(Records from a data source)
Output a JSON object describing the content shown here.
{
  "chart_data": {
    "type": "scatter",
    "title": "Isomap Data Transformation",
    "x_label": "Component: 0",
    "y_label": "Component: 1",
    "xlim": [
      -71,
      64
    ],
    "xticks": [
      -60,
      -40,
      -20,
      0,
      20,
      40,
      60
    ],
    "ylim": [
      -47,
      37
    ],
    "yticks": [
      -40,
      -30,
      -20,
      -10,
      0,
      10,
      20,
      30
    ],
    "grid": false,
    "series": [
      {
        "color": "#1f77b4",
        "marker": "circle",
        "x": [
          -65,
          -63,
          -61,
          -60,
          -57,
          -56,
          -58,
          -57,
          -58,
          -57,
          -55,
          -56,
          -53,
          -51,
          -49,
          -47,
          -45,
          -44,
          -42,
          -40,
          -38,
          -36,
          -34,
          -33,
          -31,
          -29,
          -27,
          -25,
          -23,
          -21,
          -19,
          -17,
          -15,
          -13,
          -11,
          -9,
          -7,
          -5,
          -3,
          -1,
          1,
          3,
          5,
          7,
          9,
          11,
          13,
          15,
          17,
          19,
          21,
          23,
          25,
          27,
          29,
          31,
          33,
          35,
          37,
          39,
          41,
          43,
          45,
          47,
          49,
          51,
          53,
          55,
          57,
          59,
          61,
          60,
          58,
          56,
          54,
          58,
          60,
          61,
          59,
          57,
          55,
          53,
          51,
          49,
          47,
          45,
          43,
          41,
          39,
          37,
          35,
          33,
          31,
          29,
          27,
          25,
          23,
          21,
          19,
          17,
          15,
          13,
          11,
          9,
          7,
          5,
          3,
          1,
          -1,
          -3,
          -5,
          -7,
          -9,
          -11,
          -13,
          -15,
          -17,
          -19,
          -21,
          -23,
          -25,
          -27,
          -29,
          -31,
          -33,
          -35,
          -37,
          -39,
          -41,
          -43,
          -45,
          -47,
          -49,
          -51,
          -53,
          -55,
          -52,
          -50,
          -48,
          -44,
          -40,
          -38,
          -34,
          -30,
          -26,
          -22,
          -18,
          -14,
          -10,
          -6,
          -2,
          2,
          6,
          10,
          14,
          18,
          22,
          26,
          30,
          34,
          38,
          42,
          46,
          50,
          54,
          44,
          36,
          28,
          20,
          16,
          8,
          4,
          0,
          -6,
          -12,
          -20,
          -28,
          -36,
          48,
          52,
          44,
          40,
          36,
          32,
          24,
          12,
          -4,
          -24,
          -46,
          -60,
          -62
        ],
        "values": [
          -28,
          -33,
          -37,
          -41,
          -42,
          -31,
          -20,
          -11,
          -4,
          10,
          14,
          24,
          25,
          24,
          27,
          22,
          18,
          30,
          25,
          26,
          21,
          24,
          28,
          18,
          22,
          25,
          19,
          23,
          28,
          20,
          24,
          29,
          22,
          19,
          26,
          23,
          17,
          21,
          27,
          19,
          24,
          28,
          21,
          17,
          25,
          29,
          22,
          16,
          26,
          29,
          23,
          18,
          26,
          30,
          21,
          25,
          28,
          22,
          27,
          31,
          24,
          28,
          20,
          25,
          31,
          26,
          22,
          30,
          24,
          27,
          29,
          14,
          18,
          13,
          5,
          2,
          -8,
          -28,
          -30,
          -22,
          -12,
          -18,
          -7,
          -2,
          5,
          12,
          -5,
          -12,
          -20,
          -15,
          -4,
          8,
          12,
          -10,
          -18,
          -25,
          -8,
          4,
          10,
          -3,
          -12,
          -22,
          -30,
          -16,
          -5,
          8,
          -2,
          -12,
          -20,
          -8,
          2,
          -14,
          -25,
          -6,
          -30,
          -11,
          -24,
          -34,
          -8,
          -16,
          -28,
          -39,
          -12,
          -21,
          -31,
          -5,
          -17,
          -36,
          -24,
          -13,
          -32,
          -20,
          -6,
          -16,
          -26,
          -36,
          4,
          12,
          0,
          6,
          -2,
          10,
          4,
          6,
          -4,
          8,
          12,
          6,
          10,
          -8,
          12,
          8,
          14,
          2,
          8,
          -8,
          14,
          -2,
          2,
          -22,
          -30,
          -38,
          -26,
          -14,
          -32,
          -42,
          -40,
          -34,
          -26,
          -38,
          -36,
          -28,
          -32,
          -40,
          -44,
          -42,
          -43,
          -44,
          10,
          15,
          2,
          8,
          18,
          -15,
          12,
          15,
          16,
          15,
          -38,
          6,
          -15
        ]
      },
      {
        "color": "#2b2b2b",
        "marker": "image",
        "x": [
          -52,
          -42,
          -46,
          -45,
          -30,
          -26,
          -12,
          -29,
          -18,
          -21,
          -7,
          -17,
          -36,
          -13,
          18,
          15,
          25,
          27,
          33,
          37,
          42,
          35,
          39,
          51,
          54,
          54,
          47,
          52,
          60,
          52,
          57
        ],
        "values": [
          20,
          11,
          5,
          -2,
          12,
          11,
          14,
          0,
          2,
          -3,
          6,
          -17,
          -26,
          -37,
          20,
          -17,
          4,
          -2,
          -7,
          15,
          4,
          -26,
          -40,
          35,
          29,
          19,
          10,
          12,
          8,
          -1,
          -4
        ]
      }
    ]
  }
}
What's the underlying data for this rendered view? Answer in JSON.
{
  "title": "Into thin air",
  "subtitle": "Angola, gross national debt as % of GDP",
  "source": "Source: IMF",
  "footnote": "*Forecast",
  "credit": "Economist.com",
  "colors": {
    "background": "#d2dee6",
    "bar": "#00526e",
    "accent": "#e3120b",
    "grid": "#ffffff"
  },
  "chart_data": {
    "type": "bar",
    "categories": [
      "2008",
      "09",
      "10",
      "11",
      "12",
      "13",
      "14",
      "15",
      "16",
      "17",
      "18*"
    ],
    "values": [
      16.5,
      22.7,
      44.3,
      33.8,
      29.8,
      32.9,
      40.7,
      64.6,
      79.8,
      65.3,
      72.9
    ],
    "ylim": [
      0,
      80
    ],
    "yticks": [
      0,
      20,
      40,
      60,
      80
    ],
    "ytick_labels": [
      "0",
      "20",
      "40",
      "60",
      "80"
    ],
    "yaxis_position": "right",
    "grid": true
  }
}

PROBLEM REQUIREMENTS:
Find the string "JSON" in the listing and return every line that holds it.

EXPECTED OUTPUT:
Output a JSON object describing the content shown here.
What's the underlying data for this rendered view? Answer in JSON.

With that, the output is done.